Given instruction
Collect every line below that contains the word "your".

Records to process
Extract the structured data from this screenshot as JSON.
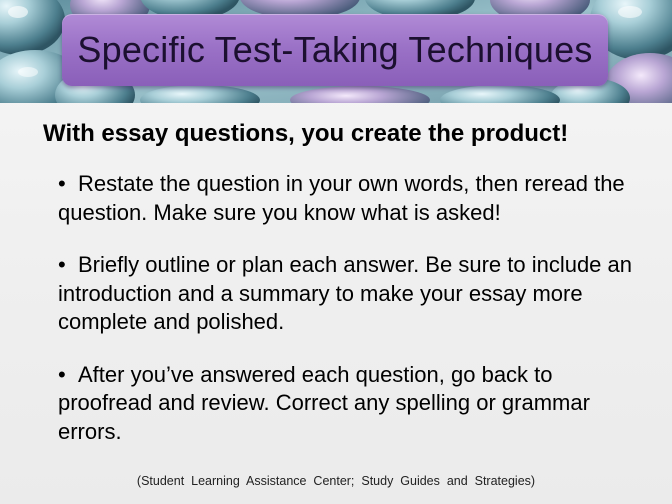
{
  "slide": {
    "title": "Specific Test-Taking Techniques",
    "subtitle": "With essay questions, you create the product!",
    "bullets": [
      {
        "marker": "•",
        "text": "Restate the question in your own words, then reread the question.  Make sure you know what is asked!"
      },
      {
        "marker": "•",
        "text": "Briefly outline or plan each answer.  Be sure to include an introduction and a summary to make your essay more complete and polished."
      },
      {
        "marker": "•",
        "text": "After you’ve answered each question, go back to proofread and review.  Correct any spelling or grammar errors."
      }
    ],
    "citation": "(Student  Learning  Assistance  Center;  Study  Guides  and  Strategies)"
  },
  "colors": {
    "title_box": "#9b72c7",
    "header_background": "#8fb2bd",
    "slide_background": "#f2f2f2"
  }
}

Final answer
        "text": "Restate the question in your own words, then reread the question.  Make sure you know what is asked!"
        "text": "Briefly outline or plan each answer.  Be sure to include an introduction and a summary to make your essay more complete and polished."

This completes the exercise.